» Prompt
Copy all entries without alteration and skip the pictures they hold.

Extracted data entries:
______

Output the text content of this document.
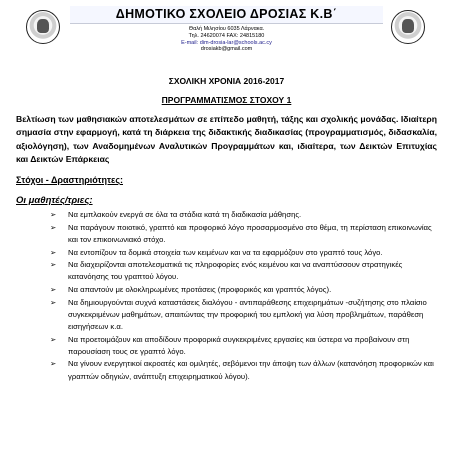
ΔΗΜΟΤΙΚΟ ΣΧΟΛΕΙΟ ΔΡΟΣΙΑΣ Κ.Β΄
Θαλή Μιλησίου 6035 Λάρνακα.
Τηλ. 24620074 FAX: 24815180
E-mail: dim-drosia-lar@schools.ac.cy
drosiakb@gmail.com
ΣΧΟΛΙΚΗ ΧΡΟΝΙΑ 2016-2017
ΠΡΟΓΡΑΜΜΑΤΙΣΜΟΣ ΣΤΟΧΟΥ 1
Βελτίωση των μαθησιακών αποτελεσμάτων σε επίπεδο μαθητή, τάξης και σχολικής μονάδας. Ιδιαίτερη σημασία στην εφαρμογή, κατά τη διάρκεια της διδακτικής διαδικασίας (προγραμματισμός, διδασκαλία, αξιολόγηση), των Αναδομημένων Αναλυτικών Προγραμμάτων και, ιδιαίτερα, των Δεικτών Επιτυχίας και Δεικτών Επάρκειας
Στόχοι - Δραστηριότητες:
Οι μαθητές/τριες:
➢ Να εμπλακούν ενεργά σε όλα τα στάδια κατά τη διαδικασία μάθησης.
➢ Να παράγουν ποιοτικό, γραπτό και προφορικό λόγο προσαρμοσμένο στο θέμα, τη περίσταση επικοινωνίας και τον επικοινωνιακό στόχο.
➢ Να εντοπίζουν τα δομικά στοιχεία των κειμένων και να τα εφαρμόζουν στο γραπτό τους λόγο.
➢ Να διαχειρίζονται αποτελεσματικά τις πληροφορίες ενός κειμένου και να αναπτύσσουν στρατηγικές κατανόησης του γραπτού λόγου.
➢ Να απαντούν με ολοκληρωμένες προτάσεις (προφορικός και γραπτός λόγος).
➢ Να δημιουργούνται συχνά καταστάσεις διαλόγου - αντιπαράθεσης επιχειρημάτων -συζήτησης στο πλαίσιο συγκεκριμένων μαθημάτων, απαιτώντας την προφορική του εμπλοκή για λύση προβλημάτων, παράθεση εισηγήσεων κ.α.
➢ Να προετοιμάζουν και αποδίδουν προφορικά συγκεκριμένες εργασίες και ύστερα να προβαίνουν στη παρουσίαση τους σε γραπτό λόγο.
➢ Να γίνουν ενεργητικοί ακροατές και ομιλητές, σεβόμενοι την άποψη των άλλων (κατανόηση προφορικών και γραπτών οδηγιών, ανάπτυξη επιχειρηματικού λόγου).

______

» Final result
Output the text content of this document.
ΔΗΜΟΤΙΚΟ ΣΧΟΛΕΙΟ ΔΡΟΣΙΑΣ Κ.Β΄
Θαλή Μιλησίου 6035 Λάρνακα.
Τηλ. 24620074 FAX: 24815180
E-mail: dim-drosia-lar@schools.ac.cy
drosiakb@gmail.com
ΣΧΟΛΙΚΗ ΧΡΟΝΙΑ 2016-2017
ΠΡΟΓΡΑΜΜΑΤΙΣΜΟΣ ΣΤΟΧΟΥ 1
Βελτίωση των μαθησιακών αποτελεσμάτων σε επίπεδο μαθητή, τάξης και σχολικής μονάδας. Ιδιαίτερη σημασία στην εφαρμογή, κατά τη διάρκεια της διδακτικής διαδικασίας (προγραμματισμός, διδασκαλία, αξιολόγηση), των Αναδομημένων Αναλυτικών Προγραμμάτων και, ιδιαίτερα, των Δεικτών Επιτυχίας και Δεικτών Επάρκειας
Στόχοι - Δραστηριότητες:
Οι μαθητές/τριες:
➢ Να εμπλακούν ενεργά σε όλα τα στάδια κατά τη διαδικασία μάθησης.
➢ Να παράγουν ποιοτικό, γραπτό και προφορικό λόγο προσαρμοσμένο στο θέμα, τη περίσταση επικοινωνίας και τον επικοινωνιακό στόχο.
➢ Να εντοπίζουν τα δομικά στοιχεία των κειμένων και να τα εφαρμόζουν στο γραπτό τους λόγο.
➢ Να διαχειρίζονται αποτελεσματικά τις πληροφορίες ενός κειμένου και να αναπτύσσουν στρατηγικές κατανόησης του γραπτού λόγου.
➢ Να απαντούν με ολοκληρωμένες προτάσεις (προφορικός και γραπτός λόγος).
➢ Να δημιουργούνται συχνά καταστάσεις διαλόγου - αντιπαράθεσης επιχειρημάτων -συζήτησης στο πλαίσιο συγκεκριμένων μαθημάτων, απαιτώντας την προφορική του εμπλοκή για λύση προβλημάτων, παράθεση εισηγήσεων κ.α.
➢ Να προετοιμάζουν και αποδίδουν προφορικά συγκεκριμένες εργασίες και ύστερα να προβαίνουν στη παρουσίαση τους σε γραπτό λόγο.
➢ Να γίνουν ενεργητικοί ακροατές και ομιλητές, σεβόμενοι την άποψη των άλλων (κατανόηση προφορικών και γραπτών οδηγιών, ανάπτυξη επιχειρηματικού λόγου).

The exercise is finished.